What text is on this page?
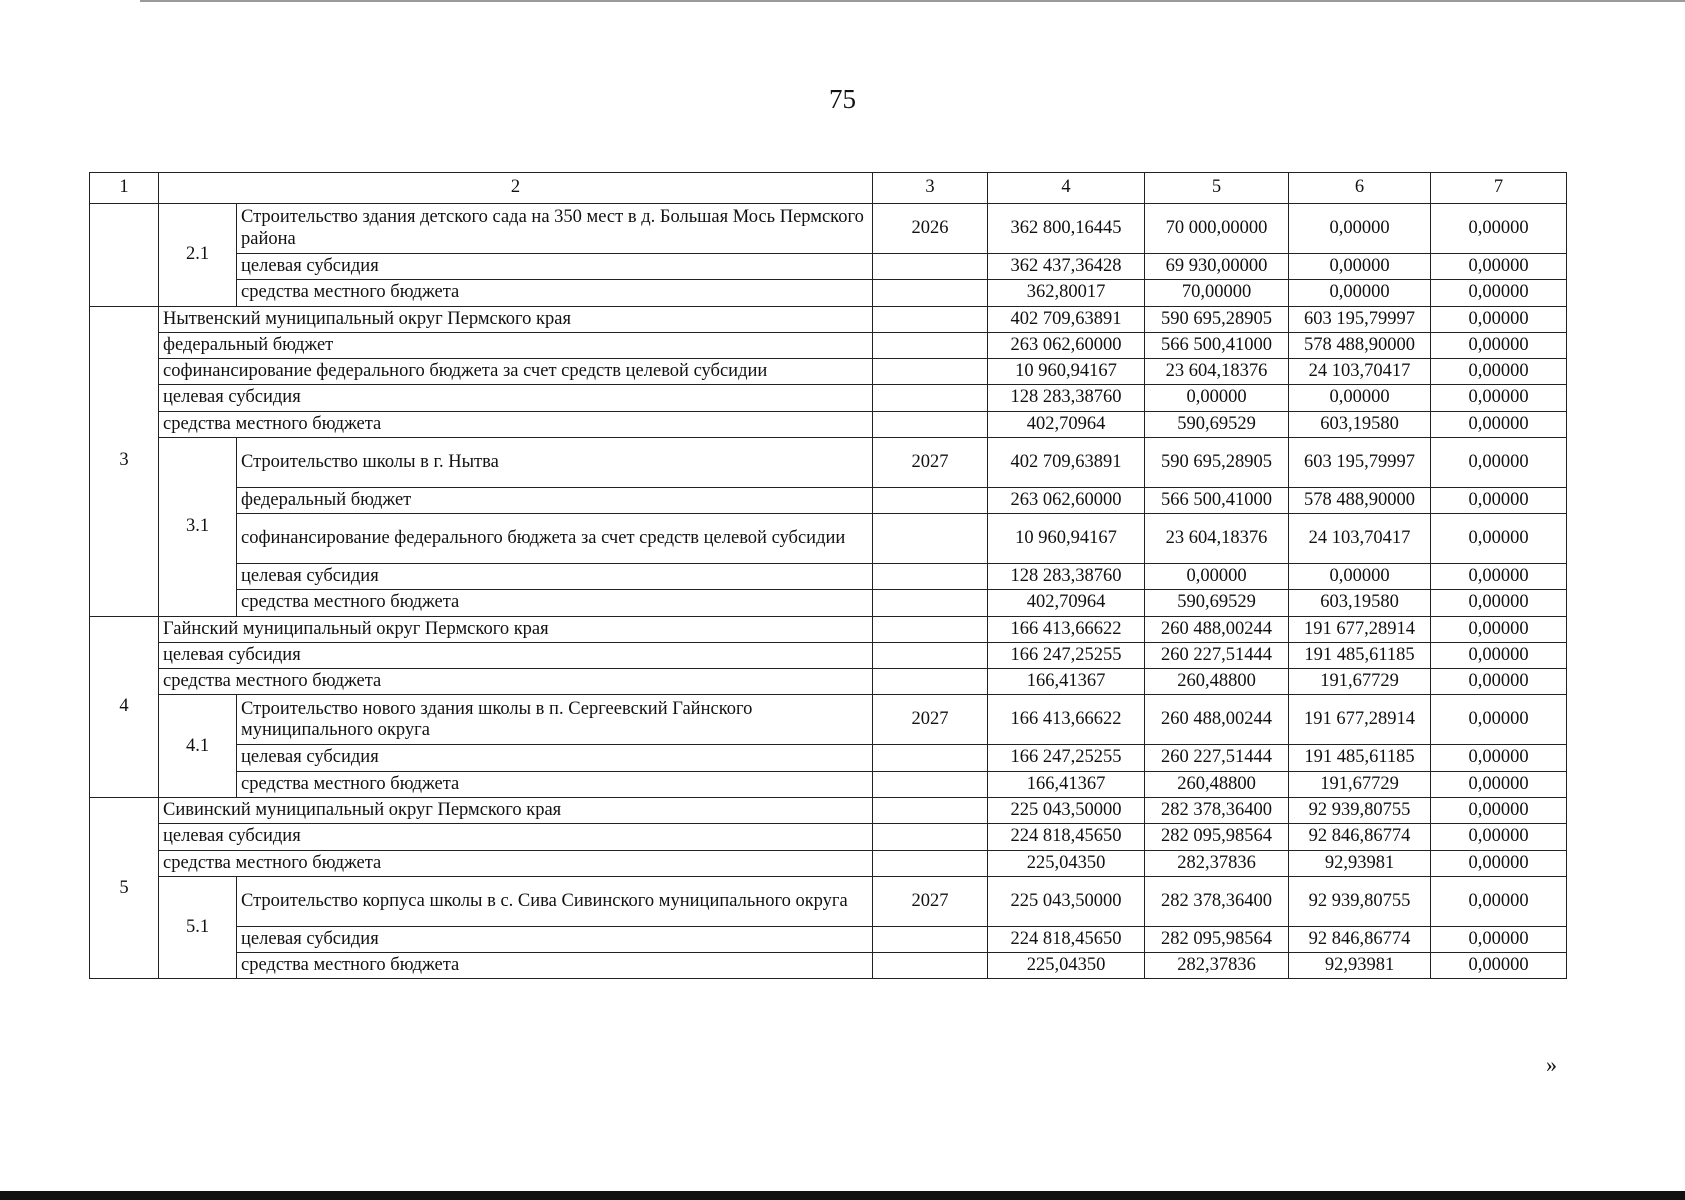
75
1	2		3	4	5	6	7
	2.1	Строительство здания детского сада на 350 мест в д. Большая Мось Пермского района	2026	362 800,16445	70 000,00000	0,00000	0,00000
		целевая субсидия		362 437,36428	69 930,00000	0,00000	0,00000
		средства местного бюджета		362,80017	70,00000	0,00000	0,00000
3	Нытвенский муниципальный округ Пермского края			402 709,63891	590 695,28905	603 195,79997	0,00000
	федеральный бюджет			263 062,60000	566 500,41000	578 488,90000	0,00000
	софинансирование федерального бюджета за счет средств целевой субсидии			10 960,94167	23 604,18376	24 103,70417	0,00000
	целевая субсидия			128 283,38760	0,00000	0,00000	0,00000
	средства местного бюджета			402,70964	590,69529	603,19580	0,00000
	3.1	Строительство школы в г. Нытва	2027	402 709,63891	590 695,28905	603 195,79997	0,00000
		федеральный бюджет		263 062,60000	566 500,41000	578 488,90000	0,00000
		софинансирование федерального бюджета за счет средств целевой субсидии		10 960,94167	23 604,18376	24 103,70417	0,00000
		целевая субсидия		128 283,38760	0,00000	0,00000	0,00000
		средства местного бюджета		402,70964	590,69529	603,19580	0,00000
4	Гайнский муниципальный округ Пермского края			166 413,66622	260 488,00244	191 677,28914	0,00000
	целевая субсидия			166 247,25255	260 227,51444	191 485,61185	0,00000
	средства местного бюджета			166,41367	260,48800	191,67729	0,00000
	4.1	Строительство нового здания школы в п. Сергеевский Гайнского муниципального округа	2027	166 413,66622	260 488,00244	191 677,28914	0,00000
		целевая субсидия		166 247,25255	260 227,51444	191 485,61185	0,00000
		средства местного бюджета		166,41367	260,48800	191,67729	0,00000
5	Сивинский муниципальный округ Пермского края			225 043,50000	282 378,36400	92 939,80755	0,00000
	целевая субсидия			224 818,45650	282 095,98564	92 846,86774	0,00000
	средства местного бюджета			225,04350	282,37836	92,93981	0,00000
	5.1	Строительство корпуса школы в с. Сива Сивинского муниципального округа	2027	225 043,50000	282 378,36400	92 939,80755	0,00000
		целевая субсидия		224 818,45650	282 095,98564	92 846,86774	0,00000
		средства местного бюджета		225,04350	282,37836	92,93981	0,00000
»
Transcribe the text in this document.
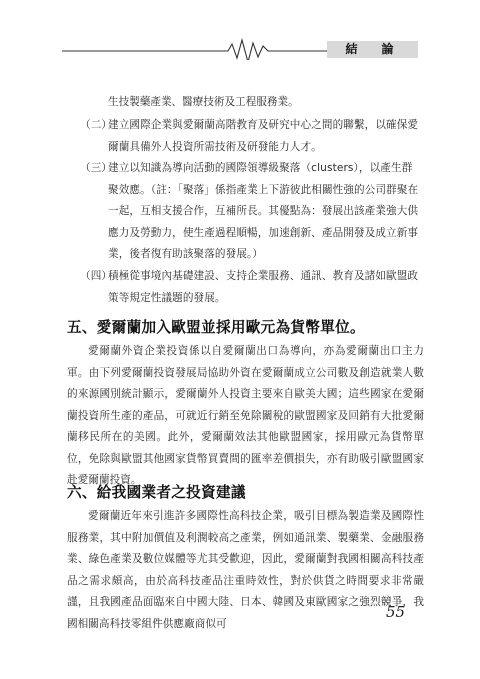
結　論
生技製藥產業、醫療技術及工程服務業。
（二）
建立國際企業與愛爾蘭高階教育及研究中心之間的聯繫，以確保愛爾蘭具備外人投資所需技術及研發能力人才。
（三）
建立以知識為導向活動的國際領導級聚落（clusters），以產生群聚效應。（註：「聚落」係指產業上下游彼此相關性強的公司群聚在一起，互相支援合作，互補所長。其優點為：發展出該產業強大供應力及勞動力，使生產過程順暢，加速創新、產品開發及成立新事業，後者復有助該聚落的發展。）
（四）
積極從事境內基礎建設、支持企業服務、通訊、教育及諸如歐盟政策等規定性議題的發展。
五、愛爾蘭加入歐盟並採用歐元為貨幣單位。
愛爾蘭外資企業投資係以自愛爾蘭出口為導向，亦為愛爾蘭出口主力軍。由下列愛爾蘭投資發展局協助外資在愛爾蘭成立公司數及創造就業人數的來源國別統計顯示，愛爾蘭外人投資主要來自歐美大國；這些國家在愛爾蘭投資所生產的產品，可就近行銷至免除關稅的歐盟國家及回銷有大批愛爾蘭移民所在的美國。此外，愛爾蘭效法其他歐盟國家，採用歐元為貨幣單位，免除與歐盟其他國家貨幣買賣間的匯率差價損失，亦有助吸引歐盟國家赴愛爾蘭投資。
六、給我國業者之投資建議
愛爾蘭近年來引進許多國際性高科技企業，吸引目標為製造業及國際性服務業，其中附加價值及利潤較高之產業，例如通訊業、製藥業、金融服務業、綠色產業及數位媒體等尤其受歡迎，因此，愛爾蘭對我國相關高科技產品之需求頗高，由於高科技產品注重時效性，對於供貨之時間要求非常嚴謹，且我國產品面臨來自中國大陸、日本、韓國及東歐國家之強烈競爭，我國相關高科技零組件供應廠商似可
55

...

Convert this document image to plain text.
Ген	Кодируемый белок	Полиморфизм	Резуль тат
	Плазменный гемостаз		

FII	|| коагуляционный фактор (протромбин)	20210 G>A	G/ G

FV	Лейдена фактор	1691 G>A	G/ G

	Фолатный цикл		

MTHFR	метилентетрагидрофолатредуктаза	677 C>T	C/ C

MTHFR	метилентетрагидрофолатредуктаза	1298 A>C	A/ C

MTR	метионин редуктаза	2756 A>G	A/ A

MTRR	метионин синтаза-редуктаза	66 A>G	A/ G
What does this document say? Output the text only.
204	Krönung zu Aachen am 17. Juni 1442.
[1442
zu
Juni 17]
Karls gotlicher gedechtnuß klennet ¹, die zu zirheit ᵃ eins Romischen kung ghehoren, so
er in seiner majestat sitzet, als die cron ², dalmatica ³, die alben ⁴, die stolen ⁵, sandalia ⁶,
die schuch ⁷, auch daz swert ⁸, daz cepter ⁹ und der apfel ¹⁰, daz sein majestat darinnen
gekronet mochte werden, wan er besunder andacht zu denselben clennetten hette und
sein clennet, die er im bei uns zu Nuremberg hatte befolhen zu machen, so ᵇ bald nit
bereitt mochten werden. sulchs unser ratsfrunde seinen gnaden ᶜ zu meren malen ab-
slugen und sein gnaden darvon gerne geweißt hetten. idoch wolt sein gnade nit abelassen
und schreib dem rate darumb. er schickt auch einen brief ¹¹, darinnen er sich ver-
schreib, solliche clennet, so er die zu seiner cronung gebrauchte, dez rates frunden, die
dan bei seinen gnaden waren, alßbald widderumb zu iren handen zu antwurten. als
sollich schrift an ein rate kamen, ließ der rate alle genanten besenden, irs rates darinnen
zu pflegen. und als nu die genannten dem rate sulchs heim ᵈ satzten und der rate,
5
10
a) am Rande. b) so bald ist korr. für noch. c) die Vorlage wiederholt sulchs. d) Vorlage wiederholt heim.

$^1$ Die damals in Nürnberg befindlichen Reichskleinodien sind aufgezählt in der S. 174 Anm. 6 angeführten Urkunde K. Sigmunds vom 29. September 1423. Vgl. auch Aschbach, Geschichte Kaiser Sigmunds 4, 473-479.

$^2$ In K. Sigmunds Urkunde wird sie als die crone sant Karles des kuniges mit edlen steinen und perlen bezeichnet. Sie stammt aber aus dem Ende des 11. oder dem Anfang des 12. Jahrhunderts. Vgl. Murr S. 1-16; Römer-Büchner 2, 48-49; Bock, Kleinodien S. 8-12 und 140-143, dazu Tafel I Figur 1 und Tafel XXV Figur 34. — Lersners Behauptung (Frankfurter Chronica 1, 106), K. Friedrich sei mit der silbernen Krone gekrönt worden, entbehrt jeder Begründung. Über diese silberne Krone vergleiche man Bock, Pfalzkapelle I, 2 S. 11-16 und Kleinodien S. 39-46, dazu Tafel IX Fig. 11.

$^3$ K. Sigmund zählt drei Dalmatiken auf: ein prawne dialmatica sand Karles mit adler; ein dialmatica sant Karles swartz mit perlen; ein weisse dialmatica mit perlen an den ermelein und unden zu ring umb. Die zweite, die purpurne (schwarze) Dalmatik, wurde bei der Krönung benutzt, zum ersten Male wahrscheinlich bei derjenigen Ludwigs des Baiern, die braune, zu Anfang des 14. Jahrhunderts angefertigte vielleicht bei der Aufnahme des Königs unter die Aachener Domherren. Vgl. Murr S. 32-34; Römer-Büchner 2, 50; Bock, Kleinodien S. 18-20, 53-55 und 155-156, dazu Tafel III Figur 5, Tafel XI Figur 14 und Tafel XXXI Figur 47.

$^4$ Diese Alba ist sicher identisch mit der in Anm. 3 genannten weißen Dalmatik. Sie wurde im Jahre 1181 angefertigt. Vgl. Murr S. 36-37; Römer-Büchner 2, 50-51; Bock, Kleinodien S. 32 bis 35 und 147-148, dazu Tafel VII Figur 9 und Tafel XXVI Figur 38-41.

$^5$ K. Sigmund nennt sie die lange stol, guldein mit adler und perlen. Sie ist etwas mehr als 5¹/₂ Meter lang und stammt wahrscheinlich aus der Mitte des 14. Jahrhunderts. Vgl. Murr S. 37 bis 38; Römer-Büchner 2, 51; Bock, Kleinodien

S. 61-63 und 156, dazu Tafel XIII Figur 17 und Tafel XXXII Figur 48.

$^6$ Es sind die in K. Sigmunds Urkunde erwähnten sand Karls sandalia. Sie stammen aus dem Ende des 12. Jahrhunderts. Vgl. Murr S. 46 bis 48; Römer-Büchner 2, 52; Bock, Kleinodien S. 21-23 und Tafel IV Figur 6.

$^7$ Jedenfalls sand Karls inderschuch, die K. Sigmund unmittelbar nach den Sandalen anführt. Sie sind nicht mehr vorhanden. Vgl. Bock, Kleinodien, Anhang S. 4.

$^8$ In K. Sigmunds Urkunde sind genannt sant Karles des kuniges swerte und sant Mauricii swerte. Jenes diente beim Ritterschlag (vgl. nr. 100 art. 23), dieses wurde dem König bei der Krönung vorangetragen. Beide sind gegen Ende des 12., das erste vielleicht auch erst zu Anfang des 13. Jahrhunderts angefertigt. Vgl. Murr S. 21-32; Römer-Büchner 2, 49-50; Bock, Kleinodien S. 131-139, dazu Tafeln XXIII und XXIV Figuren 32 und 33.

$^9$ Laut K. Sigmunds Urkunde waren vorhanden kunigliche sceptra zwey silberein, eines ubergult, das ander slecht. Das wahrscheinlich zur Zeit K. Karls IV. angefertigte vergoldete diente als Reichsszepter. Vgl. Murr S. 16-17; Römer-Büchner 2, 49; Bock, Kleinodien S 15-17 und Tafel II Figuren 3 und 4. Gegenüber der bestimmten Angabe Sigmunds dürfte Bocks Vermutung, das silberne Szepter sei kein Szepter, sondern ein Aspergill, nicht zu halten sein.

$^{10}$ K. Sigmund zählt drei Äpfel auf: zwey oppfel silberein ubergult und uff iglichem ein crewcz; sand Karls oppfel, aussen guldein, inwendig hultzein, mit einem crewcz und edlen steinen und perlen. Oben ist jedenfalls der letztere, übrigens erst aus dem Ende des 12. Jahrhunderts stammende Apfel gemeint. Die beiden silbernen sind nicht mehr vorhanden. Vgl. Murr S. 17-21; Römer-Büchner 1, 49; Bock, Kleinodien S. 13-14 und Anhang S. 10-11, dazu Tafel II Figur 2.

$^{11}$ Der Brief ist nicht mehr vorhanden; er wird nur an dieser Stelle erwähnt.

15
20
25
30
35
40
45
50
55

> [What to do]:
From the entries above, extract every line where the word "schreib" appears.

> [Task response]:
und schreib dem rate darumb. er schickt auch einen brief ¹¹, darinnen er sich ver-
schreib, solliche clennet, so er die zu seiner cronung gebrauchte, dez rates frunden, die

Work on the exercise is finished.